__TO BE DONE__: Please copy all the lines that follow, word for word.

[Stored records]

..............................

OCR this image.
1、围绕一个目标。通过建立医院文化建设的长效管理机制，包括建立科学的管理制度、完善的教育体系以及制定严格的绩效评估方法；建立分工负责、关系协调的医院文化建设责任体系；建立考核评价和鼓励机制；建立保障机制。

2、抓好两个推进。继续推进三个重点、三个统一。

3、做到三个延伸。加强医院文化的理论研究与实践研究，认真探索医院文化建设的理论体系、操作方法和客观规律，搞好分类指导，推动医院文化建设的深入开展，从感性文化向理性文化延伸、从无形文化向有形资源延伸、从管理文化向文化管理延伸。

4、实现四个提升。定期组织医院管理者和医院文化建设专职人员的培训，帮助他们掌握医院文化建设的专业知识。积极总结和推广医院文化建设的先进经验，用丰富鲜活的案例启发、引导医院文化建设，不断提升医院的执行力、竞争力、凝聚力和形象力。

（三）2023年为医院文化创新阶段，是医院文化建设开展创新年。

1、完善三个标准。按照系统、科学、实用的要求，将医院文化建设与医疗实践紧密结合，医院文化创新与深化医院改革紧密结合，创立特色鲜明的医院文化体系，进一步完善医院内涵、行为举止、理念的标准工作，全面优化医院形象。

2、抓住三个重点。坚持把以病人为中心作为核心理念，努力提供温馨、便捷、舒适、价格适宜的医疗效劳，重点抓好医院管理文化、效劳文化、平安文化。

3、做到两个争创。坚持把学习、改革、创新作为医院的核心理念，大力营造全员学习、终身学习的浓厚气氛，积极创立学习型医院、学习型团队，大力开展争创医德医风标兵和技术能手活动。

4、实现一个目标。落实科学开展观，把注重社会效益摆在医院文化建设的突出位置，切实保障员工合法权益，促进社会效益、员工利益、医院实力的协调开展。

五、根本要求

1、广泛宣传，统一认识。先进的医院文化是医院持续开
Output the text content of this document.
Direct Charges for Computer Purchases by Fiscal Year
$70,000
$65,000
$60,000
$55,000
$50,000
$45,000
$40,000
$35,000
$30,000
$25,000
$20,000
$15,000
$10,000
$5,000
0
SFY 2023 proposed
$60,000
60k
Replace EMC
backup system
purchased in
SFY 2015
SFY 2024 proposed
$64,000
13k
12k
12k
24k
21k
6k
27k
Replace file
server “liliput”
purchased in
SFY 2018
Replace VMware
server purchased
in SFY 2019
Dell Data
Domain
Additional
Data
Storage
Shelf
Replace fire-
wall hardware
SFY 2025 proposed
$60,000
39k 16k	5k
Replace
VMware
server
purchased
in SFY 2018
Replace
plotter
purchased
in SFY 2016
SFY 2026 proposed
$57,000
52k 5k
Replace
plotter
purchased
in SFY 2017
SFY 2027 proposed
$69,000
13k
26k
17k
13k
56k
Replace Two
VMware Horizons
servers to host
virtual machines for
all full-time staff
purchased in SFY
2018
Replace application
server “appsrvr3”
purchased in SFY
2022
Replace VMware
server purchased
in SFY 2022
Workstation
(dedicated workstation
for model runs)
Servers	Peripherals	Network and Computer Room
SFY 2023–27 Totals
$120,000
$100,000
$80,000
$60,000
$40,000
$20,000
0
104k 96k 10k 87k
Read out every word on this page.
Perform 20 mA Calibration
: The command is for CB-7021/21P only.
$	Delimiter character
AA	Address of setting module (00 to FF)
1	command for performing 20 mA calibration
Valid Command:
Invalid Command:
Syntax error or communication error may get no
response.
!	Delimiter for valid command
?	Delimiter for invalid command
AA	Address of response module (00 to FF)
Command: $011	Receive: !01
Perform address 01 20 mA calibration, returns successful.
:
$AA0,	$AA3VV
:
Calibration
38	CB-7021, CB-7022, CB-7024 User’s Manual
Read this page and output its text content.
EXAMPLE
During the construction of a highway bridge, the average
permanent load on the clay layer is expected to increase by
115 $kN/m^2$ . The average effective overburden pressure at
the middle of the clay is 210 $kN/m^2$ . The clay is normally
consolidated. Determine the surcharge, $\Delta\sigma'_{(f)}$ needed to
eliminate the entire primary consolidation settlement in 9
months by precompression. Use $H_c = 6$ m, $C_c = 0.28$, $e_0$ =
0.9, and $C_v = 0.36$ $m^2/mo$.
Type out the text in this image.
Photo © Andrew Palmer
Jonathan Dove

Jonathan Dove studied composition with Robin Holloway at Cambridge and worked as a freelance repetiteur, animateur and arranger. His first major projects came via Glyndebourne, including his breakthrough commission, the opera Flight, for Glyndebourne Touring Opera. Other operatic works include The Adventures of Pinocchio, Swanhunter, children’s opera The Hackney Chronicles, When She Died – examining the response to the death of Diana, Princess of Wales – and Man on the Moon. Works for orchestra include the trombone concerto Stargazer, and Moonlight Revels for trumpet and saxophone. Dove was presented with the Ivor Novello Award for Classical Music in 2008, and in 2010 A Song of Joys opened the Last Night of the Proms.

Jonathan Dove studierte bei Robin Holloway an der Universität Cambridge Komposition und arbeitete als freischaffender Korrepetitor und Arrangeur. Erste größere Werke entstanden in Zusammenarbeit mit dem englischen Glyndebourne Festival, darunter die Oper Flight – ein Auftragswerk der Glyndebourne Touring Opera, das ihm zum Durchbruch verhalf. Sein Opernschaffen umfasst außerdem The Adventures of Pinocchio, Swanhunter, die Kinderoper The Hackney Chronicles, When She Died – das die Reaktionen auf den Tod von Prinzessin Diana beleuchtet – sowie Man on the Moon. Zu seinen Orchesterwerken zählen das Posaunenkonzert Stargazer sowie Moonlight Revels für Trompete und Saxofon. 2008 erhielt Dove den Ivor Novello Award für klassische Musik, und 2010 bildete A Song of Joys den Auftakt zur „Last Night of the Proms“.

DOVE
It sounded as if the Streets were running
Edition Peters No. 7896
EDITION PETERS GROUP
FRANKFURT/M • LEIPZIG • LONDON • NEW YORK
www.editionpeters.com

..............................

__RESPONSE BELOW__:
OCR this image.
1、围绕一个目标。通过建立医院文化建设的长效管理机制，包括建立科学的管理制度、完善的教育体系以及制定严格的绩效评估方法；建立分工负责、关系协调的医院文化建设责任体系；建立考核评价和鼓励机制；建立保障机制。

2、抓好两个推进。继续推进三个重点、三个统一。

3、做到三个延伸。加强医院文化的理论研究与实践研究，认真探索医院文化建设的理论体系、操作方法和客观规律，搞好分类指导，推动医院文化建设的深入开展，从感性文化向理性文化延伸、从无形文化向有形资源延伸、从管理文化向文化管理延伸。

4、实现四个提升。定期组织医院管理者和医院文化建设专职人员的培训，帮助他们掌握医院文化建设的专业知识。积极总结和推广医院文化建设的先进经验，用丰富鲜活的案例启发、引导医院文化建设，不断提升医院的执行力、竞争力、凝聚力和形象力。

（三）2023年为医院文化创新阶段，是医院文化建设开展创新年。

1、完善三个标准。按照系统、科学、实用的要求，将医院文化建设与医疗实践紧密结合，医院文化创新与深化医院改革紧密结合，创立特色鲜明的医院文化体系，进一步完善医院内涵、行为举止、理念的标准工作，全面优化医院形象。

2、抓住三个重点。坚持把以病人为中心作为核心理念，努力提供温馨、便捷、舒适、价格适宜的医疗效劳，重点抓好医院管理文化、效劳文化、平安文化。

3、做到两个争创。坚持把学习、改革、创新作为医院的核心理念，大力营造全员学习、终身学习的浓厚气氛，积极创立学习型医院、学习型团队，大力开展争创医德医风标兵和技术能手活动。

4、实现一个目标。落实科学开展观，把注重社会效益摆在医院文化建设的突出位置，切实保障员工合法权益，促进社会效益、员工利益、医院实力的协调开展。

五、根本要求

1、广泛宣传，统一认识。先进的医院文化是医院持续开
Output the text content of this document.
Direct Charges for Computer Purchases by Fiscal Year
$70,000
$65,000
$60,000
$55,000
$50,000
$45,000
$40,000
$35,000
$30,000
$25,000
$20,000
$15,000
$10,000
$5,000
0
SFY 2023 proposed
$60,000
60k
Replace EMC
backup system
purchased in
SFY 2015
SFY 2024 proposed
$64,000
13k
12k
12k
24k
21k
6k
27k
Replace file
server “liliput”
purchased in
SFY 2018
Replace VMware
server purchased
in SFY 2019
Dell Data
Domain
Additional
Data
Storage
Shelf
Replace fire-
wall hardware
SFY 2025 proposed
$60,000
39k 16k	5k
Replace
VMware
server
purchased
in SFY 2018
Replace
plotter
purchased
in SFY 2016
SFY 2026 proposed
$57,000
52k 5k
Replace
plotter
purchased
in SFY 2017
SFY 2027 proposed
$69,000
13k
26k
17k
13k
56k
Replace Two
VMware Horizons
servers to host
virtual machines for
all full-time staff
purchased in SFY
2018
Replace application
server “appsrvr3”
purchased in SFY
2022
Replace VMware
server purchased
in SFY 2022
Workstation
(dedicated workstation
for model runs)
Servers	Peripherals	Network and Computer Room
SFY 2023–27 Totals
$120,000
$100,000
$80,000
$60,000
$40,000
$20,000
0
104k 96k 10k 87k
Read out every word on this page.
Perform 20 mA Calibration
: The command is for CB-7021/21P only.
$	Delimiter character
AA	Address of setting module (00 to FF)
1	command for performing 20 mA calibration
Valid Command:
Invalid Command:
Syntax error or communication error may get no
response.
!	Delimiter for valid command
?	Delimiter for invalid command
AA	Address of response module (00 to FF)
Command: $011	Receive: !01
Perform address 01 20 mA calibration, returns successful.
:
$AA0,	$AA3VV
:
Calibration
38	CB-7021, CB-7022, CB-7024 User’s Manual
Read this page and output its text content.
EXAMPLE
During the construction of a highway bridge, the average
permanent load on the clay layer is expected to increase by
115 $kN/m^2$ . The average effective overburden pressure at
the middle of the clay is 210 $kN/m^2$ . The clay is normally
consolidated. Determine the surcharge, $\Delta\sigma'_{(f)}$ needed to
eliminate the entire primary consolidation settlement in 9
months by precompression. Use $H_c = 6$ m, $C_c = 0.28$, $e_0$ =
0.9, and $C_v = 0.36$ $m^2/mo$.
Type out the text in this image.
Photo © Andrew Palmer
Jonathan Dove

Jonathan Dove studied composition with Robin Holloway at Cambridge and worked as a freelance repetiteur, animateur and arranger. His first major projects came via Glyndebourne, including his breakthrough commission, the opera Flight, for Glyndebourne Touring Opera. Other operatic works include The Adventures of Pinocchio, Swanhunter, children’s opera The Hackney Chronicles, When She Died – examining the response to the death of Diana, Princess of Wales – and Man on the Moon. Works for orchestra include the trombone concerto Stargazer, and Moonlight Revels for trumpet and saxophone. Dove was presented with the Ivor Novello Award for Classical Music in 2008, and in 2010 A Song of Joys opened the Last Night of the Proms.

Jonathan Dove studierte bei Robin Holloway an der Universität Cambridge Komposition und arbeitete als freischaffender Korrepetitor und Arrangeur. Erste größere Werke entstanden in Zusammenarbeit mit dem englischen Glyndebourne Festival, darunter die Oper Flight – ein Auftragswerk der Glyndebourne Touring Opera, das ihm zum Durchbruch verhalf. Sein Opernschaffen umfasst außerdem The Adventures of Pinocchio, Swanhunter, die Kinderoper The Hackney Chronicles, When She Died – das die Reaktionen auf den Tod von Prinzessin Diana beleuchtet – sowie Man on the Moon. Zu seinen Orchesterwerken zählen das Posaunenkonzert Stargazer sowie Moonlight Revels für Trompete und Saxofon. 2008 erhielt Dove den Ivor Novello Award für klassische Musik, und 2010 bildete A Song of Joys den Auftakt zur „Last Night of the Proms“.

DOVE
It sounded as if the Streets were running
Edition Peters No. 7896
EDITION PETERS GROUP
FRANKFURT/M • LEIPZIG • LONDON • NEW YORK
www.editionpeters.com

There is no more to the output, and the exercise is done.